_Rows_:
──────────

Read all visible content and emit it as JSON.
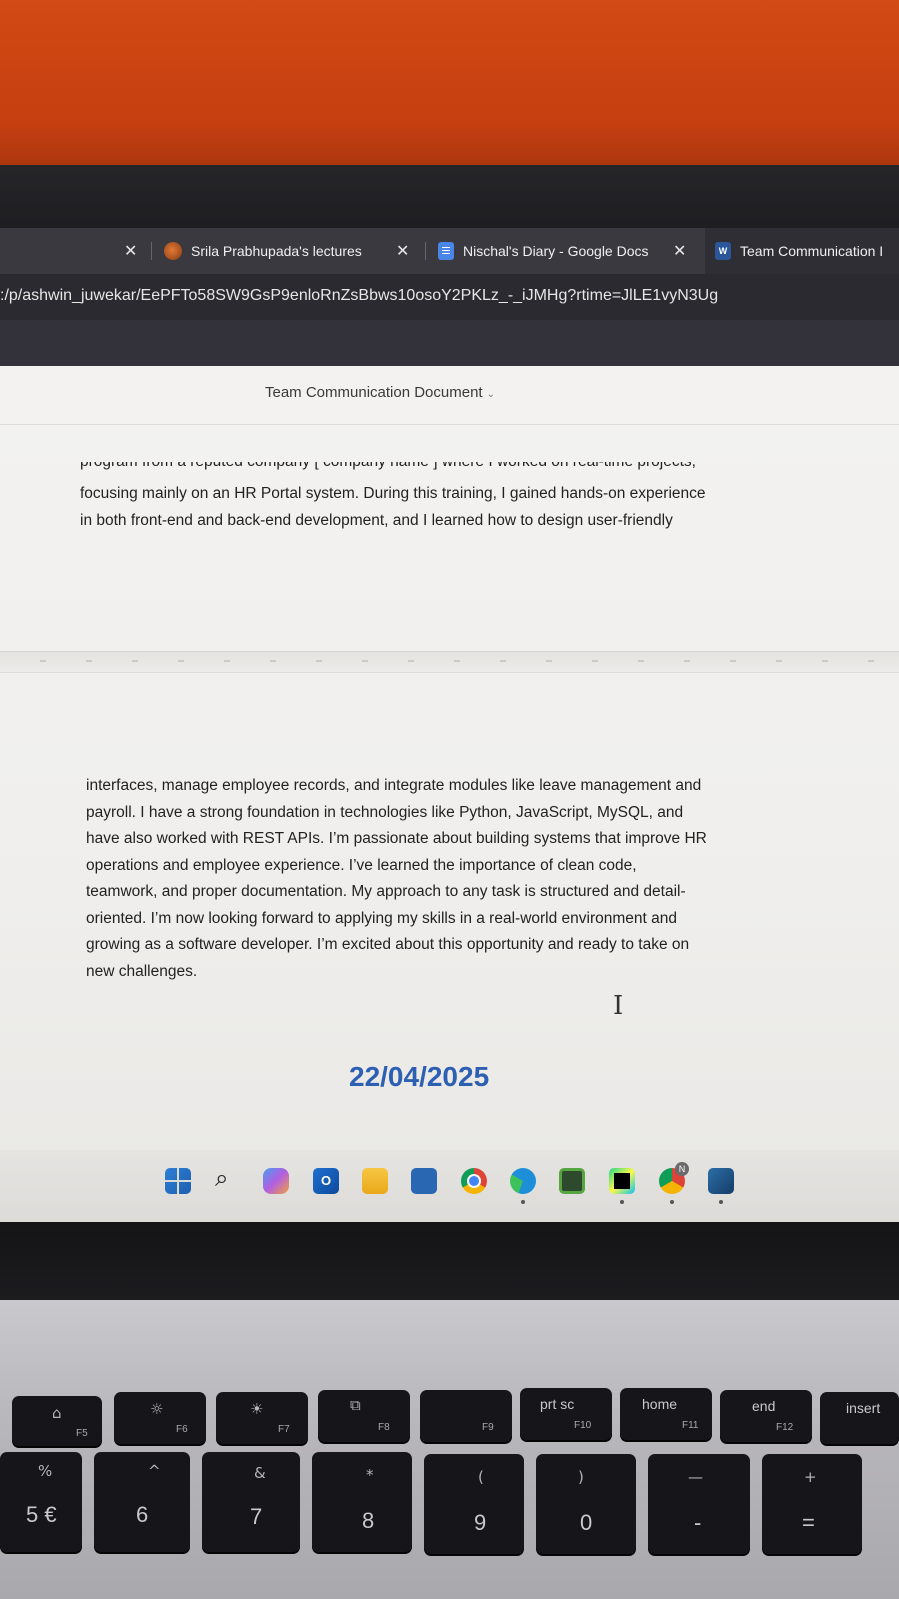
{
  "browser": {
    "tabs": [
      {
        "label": "Srila Prabhupada's lectures"
      },
      {
        "label": "Nischal's Diary - Google Docs"
      },
      {
        "label": "Team Communication I"
      }
    ],
    "close_glyph": "✕",
    "url": ":/p/ashwin_juwekar/EePFTo58SW9GsP9enloRnZsBbws10osoY2PKLz_-_iJMHg?rtime=JlLE1vyN3Ug"
  },
  "document": {
    "title": "Team Communication Document",
    "title_chevron": "⌄",
    "page1_cut_line": "program from a reputed company [ company name ] where I worked on real-time projects,",
    "page1_lines": [
      "focusing mainly on an HR Portal system. During this training, I gained hands-on experience",
      "in both front-end and back-end development, and I learned how to design user-friendly"
    ],
    "page2_lines": [
      "interfaces, manage employee records, and integrate modules like leave management and",
      "payroll. I have a strong foundation in technologies like Python, JavaScript, MySQL, and",
      "have also worked with REST APIs. I’m passionate about building systems that improve HR",
      "operations and employee experience. I’ve learned the importance of clean code,",
      "teamwork, and proper documentation. My approach to any task is structured and detail-",
      "oriented. I’m now looking forward to applying my skills in a real-world environment and",
      "growing as a software developer. I’m excited about this opportunity and ready to take on",
      "new challenges."
    ],
    "date": "22/04/2025",
    "cursor_glyph": "I"
  },
  "taskbar": {
    "icons": [
      "windows-start-icon",
      "search-icon",
      "copilot-icon",
      "outlook-icon",
      "file-explorer-icon",
      "store-icon",
      "chrome-icon",
      "edge-icon",
      "chip-app-icon",
      "pycharm-icon",
      "chrome-profile-icon",
      "tool-app-icon"
    ],
    "search_glyph": "⌕",
    "outlook_letter": "O",
    "pycharm_label": "PC",
    "profile_badge": "N"
  },
  "keyboard": {
    "function_row": [
      {
        "icon": "⌂",
        "fn": "F5"
      },
      {
        "icon": "☼",
        "fn": "F6"
      },
      {
        "icon": "☀",
        "fn": "F7"
      },
      {
        "icon": "⧉",
        "fn": "F8"
      },
      {
        "icon": "",
        "fn": "F9"
      },
      {
        "label": "prt sc",
        "fn": "F10"
      },
      {
        "label": "home",
        "fn": "F11"
      },
      {
        "label": "end",
        "fn": "F12"
      },
      {
        "label": "insert",
        "fn": ""
      }
    ],
    "number_row": [
      {
        "top": "%",
        "main": "5 €"
      },
      {
        "top": "^",
        "main": "6"
      },
      {
        "top": "&",
        "main": "7"
      },
      {
        "top": "*",
        "main": "8"
      },
      {
        "top": "(",
        "main": "9"
      },
      {
        "top": ")",
        "main": "0"
      },
      {
        "top": "—",
        "main": "-"
      },
      {
        "top": "+",
        "main": "="
      }
    ]
  }
}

──────────

_Stated goal_: Give every line back word for word and leave the pictures out.

_Finished task_:
Read all visible content and emit it as JSON.
{
  "browser": {
    "tabs": [
      {
        "label": "Srila Prabhupada's lectures"
      },
      {
        "label": "Nischal's Diary - Google Docs"
      },
      {
        "label": "Team Communication I"
      }
    ],
    "close_glyph": "✕",
    "url": ":/p/ashwin_juwekar/EePFTo58SW9GsP9enloRnZsBbws10osoY2PKLz_-_iJMHg?rtime=JlLE1vyN3Ug"
  },
  "document": {
    "title": "Team Communication Document",
    "title_chevron": "⌄",
    "page1_cut_line": "program from a reputed company [ company name ] where I worked on real-time projects,",
    "page1_lines": [
      "focusing mainly on an HR Portal system. During this training, I gained hands-on experience",
      "in both front-end and back-end development, and I learned how to design user-friendly"
    ],
    "page2_lines": [
      "interfaces, manage employee records, and integrate modules like leave management and",
      "payroll. I have a strong foundation in technologies like Python, JavaScript, MySQL, and",
      "have also worked with REST APIs. I’m passionate about building systems that improve HR",
      "operations and employee experience. I’ve learned the importance of clean code,",
      "teamwork, and proper documentation. My approach to any task is structured and detail-",
      "oriented. I’m now looking forward to applying my skills in a real-world environment and",
      "growing as a software developer. I’m excited about this opportunity and ready to take on",
      "new challenges."
    ],
    "date": "22/04/2025",
    "cursor_glyph": "I"
  },
  "taskbar": {
    "icons": [
      "windows-start-icon",
      "search-icon",
      "copilot-icon",
      "outlook-icon",
      "file-explorer-icon",
      "store-icon",
      "chrome-icon",
      "edge-icon",
      "chip-app-icon",
      "pycharm-icon",
      "chrome-profile-icon",
      "tool-app-icon"
    ],
    "search_glyph": "⌕",
    "outlook_letter": "O",
    "pycharm_label": "PC",
    "profile_badge": "N"
  },
  "keyboard": {
    "function_row": [
      {
        "icon": "⌂",
        "fn": "F5"
      },
      {
        "icon": "☼",
        "fn": "F6"
      },
      {
        "icon": "☀",
        "fn": "F7"
      },
      {
        "icon": "⧉",
        "fn": "F8"
      },
      {
        "icon": "",
        "fn": "F9"
      },
      {
        "label": "prt sc",
        "fn": "F10"
      },
      {
        "label": "home",
        "fn": "F11"
      },
      {
        "label": "end",
        "fn": "F12"
      },
      {
        "label": "insert",
        "fn": ""
      }
    ],
    "number_row": [
      {
        "top": "%",
        "main": "5 €"
      },
      {
        "top": "^",
        "main": "6"
      },
      {
        "top": "&",
        "main": "7"
      },
      {
        "top": "*",
        "main": "8"
      },
      {
        "top": "(",
        "main": "9"
      },
      {
        "top": ")",
        "main": "0"
      },
      {
        "top": "—",
        "main": "-"
      },
      {
        "top": "+",
        "main": "="
      }
    ]
  }
}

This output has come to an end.